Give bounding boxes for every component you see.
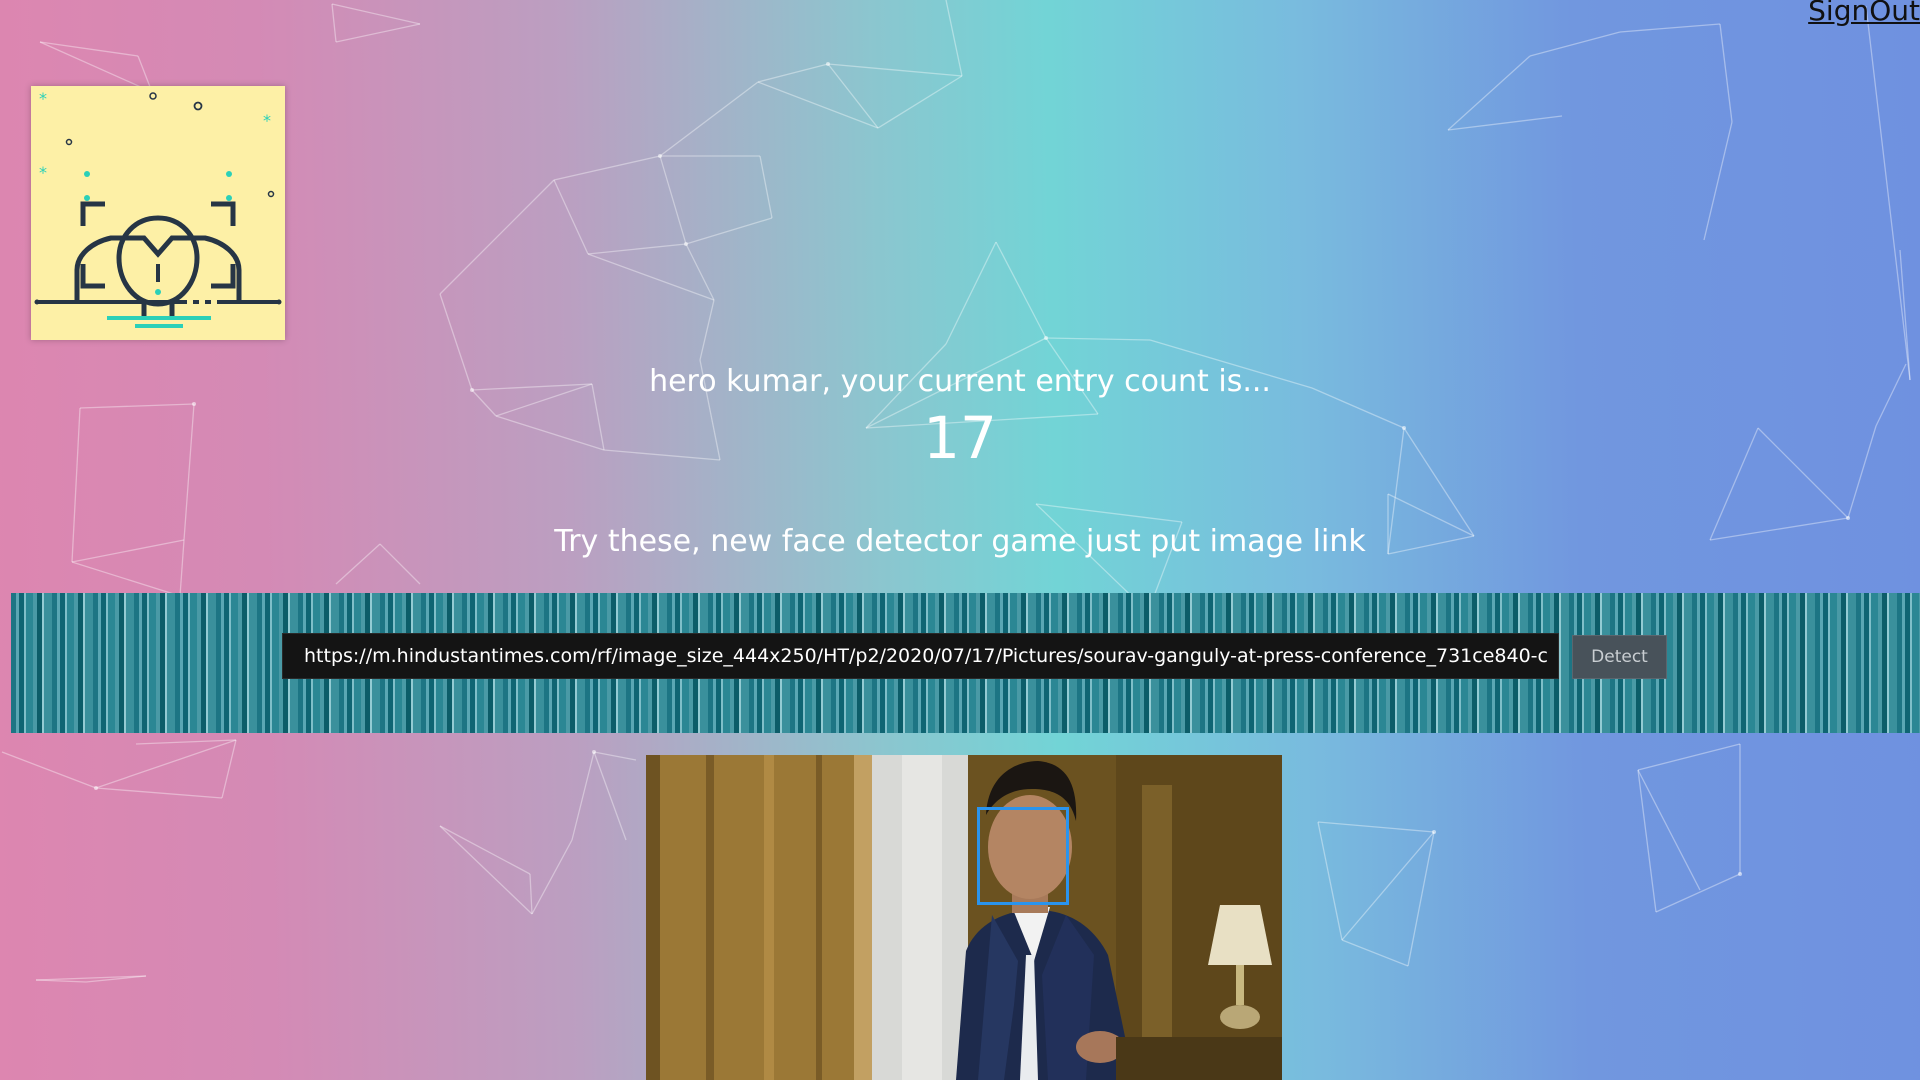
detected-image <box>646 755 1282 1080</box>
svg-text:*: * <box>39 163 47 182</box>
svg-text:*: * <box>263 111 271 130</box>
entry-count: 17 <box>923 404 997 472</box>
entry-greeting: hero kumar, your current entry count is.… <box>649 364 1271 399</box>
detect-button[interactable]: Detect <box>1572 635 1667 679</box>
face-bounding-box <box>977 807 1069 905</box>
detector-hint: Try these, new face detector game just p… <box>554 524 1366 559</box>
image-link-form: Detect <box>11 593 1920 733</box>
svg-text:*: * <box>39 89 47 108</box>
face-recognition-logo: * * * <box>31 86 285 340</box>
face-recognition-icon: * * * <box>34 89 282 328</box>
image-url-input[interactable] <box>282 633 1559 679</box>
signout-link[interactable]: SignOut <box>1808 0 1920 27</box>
...
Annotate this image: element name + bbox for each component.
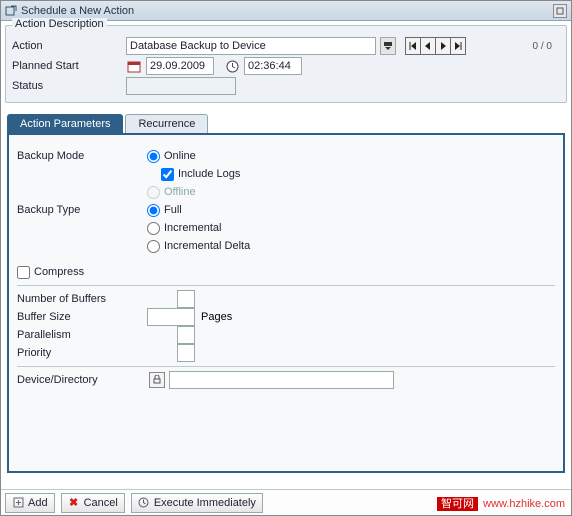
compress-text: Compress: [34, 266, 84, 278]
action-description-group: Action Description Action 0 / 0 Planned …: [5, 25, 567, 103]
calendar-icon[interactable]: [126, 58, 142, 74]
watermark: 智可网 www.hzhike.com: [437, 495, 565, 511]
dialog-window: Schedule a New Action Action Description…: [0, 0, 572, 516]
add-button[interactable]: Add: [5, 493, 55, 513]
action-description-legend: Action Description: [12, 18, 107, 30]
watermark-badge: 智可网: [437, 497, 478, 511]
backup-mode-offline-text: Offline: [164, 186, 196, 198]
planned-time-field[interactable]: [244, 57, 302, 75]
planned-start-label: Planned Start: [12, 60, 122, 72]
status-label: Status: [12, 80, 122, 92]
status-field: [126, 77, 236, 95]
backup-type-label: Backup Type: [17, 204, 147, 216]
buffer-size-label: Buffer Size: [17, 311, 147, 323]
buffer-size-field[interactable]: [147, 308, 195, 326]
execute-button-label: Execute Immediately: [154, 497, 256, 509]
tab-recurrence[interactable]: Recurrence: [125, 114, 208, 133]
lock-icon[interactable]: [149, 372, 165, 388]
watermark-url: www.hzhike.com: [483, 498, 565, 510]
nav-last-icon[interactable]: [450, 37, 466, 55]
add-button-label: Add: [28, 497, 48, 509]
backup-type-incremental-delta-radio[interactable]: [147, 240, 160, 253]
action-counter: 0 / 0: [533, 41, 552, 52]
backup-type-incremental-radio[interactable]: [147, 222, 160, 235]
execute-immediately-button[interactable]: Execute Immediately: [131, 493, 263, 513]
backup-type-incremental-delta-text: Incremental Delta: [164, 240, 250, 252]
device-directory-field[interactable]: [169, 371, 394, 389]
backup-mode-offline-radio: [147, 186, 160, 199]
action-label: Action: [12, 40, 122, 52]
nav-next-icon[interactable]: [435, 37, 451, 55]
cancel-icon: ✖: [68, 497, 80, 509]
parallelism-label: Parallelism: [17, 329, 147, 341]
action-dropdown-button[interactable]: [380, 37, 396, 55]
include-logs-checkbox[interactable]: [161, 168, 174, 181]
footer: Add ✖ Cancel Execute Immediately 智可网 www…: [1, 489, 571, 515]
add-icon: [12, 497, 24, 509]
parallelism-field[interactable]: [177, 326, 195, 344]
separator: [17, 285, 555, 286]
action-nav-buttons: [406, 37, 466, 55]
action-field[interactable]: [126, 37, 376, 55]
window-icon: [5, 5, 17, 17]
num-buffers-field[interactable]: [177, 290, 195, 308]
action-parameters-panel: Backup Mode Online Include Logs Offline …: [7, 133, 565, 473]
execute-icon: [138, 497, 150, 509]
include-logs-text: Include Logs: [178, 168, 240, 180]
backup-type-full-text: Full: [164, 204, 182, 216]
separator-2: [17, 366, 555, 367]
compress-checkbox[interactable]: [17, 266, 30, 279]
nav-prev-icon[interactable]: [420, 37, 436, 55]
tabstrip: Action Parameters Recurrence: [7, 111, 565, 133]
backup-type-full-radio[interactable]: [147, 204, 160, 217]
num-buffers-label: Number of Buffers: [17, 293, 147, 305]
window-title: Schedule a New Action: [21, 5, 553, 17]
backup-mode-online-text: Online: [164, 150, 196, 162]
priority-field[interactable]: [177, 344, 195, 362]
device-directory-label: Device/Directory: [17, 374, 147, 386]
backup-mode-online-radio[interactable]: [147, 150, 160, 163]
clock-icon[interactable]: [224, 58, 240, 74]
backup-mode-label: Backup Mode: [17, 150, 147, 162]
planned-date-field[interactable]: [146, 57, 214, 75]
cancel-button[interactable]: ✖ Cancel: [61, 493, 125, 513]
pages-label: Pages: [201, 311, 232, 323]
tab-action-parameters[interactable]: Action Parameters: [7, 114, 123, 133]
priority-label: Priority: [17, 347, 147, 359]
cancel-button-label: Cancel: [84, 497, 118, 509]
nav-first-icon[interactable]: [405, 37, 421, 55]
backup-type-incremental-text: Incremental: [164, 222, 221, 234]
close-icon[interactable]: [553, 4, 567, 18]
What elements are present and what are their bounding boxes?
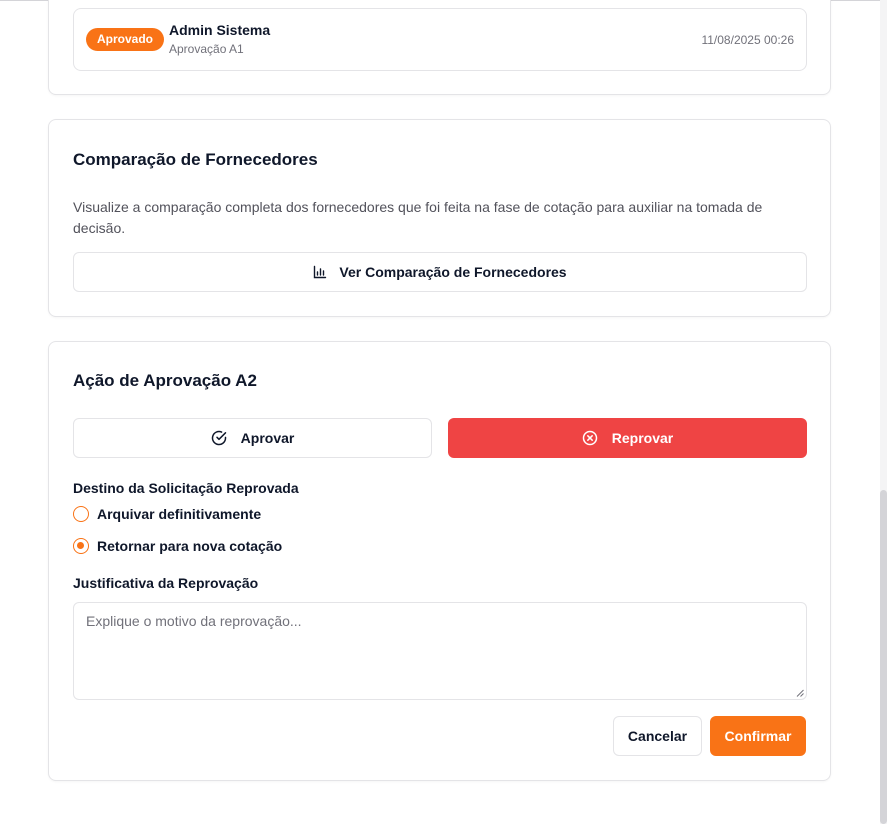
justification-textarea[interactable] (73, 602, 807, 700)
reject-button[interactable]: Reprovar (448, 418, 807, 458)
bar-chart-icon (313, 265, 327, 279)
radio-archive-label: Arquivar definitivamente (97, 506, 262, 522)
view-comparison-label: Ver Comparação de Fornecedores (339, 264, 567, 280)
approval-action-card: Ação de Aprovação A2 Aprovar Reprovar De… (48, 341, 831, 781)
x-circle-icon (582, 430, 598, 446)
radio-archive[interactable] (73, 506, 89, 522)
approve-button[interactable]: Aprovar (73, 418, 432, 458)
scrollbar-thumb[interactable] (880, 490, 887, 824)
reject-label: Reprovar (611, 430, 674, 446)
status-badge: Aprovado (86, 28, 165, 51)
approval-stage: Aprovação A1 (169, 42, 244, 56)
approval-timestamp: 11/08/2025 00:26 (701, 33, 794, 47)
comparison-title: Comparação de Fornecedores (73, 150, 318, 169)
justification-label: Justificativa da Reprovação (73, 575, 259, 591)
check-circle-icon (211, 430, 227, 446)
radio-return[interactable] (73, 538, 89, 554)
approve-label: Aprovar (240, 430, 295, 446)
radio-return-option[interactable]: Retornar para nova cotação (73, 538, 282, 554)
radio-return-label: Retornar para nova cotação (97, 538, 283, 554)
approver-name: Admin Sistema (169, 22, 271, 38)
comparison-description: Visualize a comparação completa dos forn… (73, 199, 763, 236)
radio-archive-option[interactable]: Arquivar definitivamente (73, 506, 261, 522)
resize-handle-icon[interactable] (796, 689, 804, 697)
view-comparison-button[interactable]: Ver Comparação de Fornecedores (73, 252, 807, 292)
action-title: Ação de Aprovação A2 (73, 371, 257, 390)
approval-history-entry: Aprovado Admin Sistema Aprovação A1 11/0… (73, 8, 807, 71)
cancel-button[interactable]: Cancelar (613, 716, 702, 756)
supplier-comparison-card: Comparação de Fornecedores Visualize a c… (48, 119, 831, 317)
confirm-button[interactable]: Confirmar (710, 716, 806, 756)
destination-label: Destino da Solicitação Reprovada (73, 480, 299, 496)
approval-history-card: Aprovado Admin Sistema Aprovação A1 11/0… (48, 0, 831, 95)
---
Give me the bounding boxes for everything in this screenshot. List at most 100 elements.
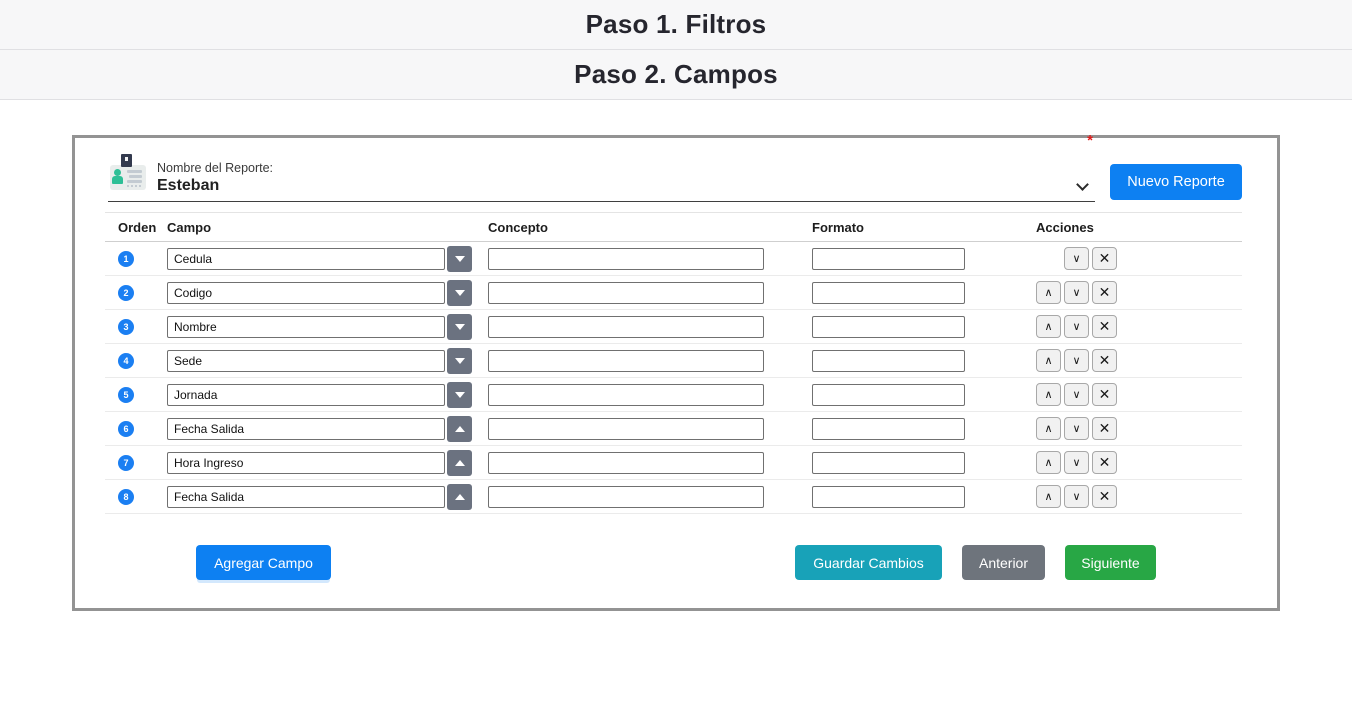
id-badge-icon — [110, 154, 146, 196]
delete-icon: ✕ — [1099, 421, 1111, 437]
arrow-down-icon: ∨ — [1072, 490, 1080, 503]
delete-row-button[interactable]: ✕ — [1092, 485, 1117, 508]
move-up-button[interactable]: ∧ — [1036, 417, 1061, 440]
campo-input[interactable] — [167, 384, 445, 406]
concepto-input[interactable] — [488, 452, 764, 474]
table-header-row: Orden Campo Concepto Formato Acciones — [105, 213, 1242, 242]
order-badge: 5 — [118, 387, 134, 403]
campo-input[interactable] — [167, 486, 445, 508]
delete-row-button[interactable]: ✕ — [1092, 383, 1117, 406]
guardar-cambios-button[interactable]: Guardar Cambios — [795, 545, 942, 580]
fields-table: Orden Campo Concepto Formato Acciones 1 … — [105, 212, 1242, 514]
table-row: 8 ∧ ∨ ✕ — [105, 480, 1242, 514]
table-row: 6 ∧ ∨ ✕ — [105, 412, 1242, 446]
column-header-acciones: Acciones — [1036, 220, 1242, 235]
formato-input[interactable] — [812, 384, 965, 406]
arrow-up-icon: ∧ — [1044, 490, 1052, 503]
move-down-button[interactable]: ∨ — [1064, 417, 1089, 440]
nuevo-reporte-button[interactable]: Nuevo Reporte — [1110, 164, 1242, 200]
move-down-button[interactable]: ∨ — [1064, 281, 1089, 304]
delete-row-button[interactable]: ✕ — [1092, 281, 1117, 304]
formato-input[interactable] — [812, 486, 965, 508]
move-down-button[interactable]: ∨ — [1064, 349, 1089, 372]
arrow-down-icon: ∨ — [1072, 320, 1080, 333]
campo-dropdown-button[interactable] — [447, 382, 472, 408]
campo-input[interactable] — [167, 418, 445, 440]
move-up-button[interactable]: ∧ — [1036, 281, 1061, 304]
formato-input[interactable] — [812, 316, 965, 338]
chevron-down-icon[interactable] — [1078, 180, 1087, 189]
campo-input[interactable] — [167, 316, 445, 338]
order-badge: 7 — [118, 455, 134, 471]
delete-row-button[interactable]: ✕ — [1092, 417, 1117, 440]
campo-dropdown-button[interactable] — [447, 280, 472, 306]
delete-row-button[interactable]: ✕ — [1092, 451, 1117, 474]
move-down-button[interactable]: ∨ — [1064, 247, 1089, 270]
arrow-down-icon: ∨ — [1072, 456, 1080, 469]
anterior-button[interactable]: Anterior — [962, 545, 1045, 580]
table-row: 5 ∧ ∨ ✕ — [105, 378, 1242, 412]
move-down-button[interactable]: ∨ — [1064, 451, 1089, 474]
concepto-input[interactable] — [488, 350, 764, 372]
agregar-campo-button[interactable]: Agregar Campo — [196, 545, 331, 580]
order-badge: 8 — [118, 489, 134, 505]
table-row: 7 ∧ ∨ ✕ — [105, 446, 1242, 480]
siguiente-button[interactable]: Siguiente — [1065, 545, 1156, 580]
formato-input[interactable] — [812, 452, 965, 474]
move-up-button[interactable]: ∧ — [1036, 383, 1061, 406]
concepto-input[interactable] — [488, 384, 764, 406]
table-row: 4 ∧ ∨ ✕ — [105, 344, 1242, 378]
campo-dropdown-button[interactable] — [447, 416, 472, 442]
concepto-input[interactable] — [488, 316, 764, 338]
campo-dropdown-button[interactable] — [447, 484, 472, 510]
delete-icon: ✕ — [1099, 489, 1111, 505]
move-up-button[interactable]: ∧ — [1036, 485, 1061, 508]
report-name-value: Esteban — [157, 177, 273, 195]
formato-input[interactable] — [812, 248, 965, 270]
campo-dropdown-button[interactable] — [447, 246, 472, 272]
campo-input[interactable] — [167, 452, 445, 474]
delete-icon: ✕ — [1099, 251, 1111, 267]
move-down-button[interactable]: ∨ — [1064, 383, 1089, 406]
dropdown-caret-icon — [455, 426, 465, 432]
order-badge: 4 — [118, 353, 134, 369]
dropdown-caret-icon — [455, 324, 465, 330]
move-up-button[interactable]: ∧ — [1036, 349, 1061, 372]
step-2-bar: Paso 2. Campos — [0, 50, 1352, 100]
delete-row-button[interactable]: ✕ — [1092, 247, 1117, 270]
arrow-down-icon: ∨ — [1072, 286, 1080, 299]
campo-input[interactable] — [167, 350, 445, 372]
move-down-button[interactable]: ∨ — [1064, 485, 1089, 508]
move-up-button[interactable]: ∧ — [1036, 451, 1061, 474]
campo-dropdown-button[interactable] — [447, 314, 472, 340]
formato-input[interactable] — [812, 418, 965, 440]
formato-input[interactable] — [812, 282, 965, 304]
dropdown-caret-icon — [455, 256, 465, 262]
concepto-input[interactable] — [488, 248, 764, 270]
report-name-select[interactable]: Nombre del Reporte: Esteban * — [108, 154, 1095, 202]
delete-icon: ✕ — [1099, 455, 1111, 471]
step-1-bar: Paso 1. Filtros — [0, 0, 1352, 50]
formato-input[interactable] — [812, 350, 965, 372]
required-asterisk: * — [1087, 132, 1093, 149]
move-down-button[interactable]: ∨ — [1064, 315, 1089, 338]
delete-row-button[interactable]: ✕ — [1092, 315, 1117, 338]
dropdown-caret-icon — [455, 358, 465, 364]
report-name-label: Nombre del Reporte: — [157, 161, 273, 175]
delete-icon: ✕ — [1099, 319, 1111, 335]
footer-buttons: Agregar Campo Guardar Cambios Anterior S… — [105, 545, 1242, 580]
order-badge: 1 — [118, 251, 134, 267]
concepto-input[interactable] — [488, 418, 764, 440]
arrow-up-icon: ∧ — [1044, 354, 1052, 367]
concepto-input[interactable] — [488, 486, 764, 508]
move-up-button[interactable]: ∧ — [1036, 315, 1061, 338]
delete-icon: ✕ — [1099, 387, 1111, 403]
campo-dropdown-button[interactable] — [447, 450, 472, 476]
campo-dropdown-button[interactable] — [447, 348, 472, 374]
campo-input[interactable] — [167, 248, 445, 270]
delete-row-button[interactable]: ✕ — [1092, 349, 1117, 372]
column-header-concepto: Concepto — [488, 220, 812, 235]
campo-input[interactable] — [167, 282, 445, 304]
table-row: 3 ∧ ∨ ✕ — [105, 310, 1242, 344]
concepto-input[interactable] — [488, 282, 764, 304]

*Task details*. Rewrite the lines from the one with "compress-text: Compress: [34, 266, 84, 278]" up to and including the one with "backup-type-label: Backup Type: [17, 204, 147, 216]" as a Markdown table with two columns, Row and Line. Number each line in Row, put its text in Line, and leave out any blank lines.

*Answer to the task*.
| Row | Line |
|---|---|
| 1 | compress-text: Compress: [34, 266, 84, 278] |
| 2 | action-description-group: Action Description Action 0 / 0 Planned …: [5, 25, 567, 103] |
| 3 | calendar-icon[interactable]: [126, 58, 142, 74] |
| 4 | watermark: 智可网 www.hzhike.com: [437, 495, 565, 511] |
| 5 | dialog-window: Schedule a New Action Action Description…: [0, 0, 572, 516] |
| 6 | add-button[interactable]: Add: [5, 493, 55, 513] |
| 7 | action-description-legend: Action Description: [12, 18, 107, 30] |
| 8 | watermark-badge: 智可网: [437, 497, 478, 511] |
| 9 | backup-mode-offline-text: Offline: [164, 186, 196, 198] |
| 10 | planned-time-field[interactable]: [244, 57, 302, 75] |
| 11 | planned-start-label: Planned Start: [12, 60, 122, 72] |
| 12 | status-label: Status: [12, 80, 122, 92] |
| 13 | status-field: [126, 77, 236, 95] |
| 14 | backup-type-label: Backup Type: [17, 204, 147, 216] |